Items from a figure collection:
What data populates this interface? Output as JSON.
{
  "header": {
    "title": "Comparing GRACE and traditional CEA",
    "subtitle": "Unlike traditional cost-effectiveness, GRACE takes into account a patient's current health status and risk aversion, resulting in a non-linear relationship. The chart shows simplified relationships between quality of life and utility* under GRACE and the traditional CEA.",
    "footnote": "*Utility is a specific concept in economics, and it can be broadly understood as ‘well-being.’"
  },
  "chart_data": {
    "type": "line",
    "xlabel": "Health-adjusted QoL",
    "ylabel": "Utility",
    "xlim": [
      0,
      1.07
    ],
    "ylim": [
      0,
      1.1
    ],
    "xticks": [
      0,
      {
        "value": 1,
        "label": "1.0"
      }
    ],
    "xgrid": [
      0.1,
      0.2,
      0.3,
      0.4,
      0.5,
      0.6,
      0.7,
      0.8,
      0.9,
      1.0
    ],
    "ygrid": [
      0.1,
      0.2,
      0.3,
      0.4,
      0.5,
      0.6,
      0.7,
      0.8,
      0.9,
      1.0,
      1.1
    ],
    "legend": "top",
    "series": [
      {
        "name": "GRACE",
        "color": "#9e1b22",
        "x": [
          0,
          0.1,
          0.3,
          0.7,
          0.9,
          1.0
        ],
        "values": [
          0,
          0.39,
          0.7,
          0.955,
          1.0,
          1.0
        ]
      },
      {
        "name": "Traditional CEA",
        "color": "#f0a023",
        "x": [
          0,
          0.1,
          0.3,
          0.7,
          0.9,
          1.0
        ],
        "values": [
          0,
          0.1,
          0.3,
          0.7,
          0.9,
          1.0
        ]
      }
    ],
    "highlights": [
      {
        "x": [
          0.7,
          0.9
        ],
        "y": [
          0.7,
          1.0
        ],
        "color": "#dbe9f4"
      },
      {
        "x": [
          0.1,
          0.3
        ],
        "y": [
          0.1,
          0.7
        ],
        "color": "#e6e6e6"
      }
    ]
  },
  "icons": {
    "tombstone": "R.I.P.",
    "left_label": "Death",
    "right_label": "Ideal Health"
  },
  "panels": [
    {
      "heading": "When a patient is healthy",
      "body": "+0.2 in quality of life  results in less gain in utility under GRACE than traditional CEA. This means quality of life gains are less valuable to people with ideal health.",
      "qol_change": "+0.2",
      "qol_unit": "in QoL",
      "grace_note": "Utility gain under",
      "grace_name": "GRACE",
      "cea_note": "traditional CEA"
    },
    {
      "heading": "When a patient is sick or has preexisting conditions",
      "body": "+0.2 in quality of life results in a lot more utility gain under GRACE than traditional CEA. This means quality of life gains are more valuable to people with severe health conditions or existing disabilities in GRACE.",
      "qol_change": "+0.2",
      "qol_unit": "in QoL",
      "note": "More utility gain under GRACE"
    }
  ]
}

• _Given problem_: Return every line of the preceding records in which the word "When" appears.

• _Solution below_:
      "heading": "When a patient is healthy",
      "heading": "When a patient is sick or has preexisting conditions",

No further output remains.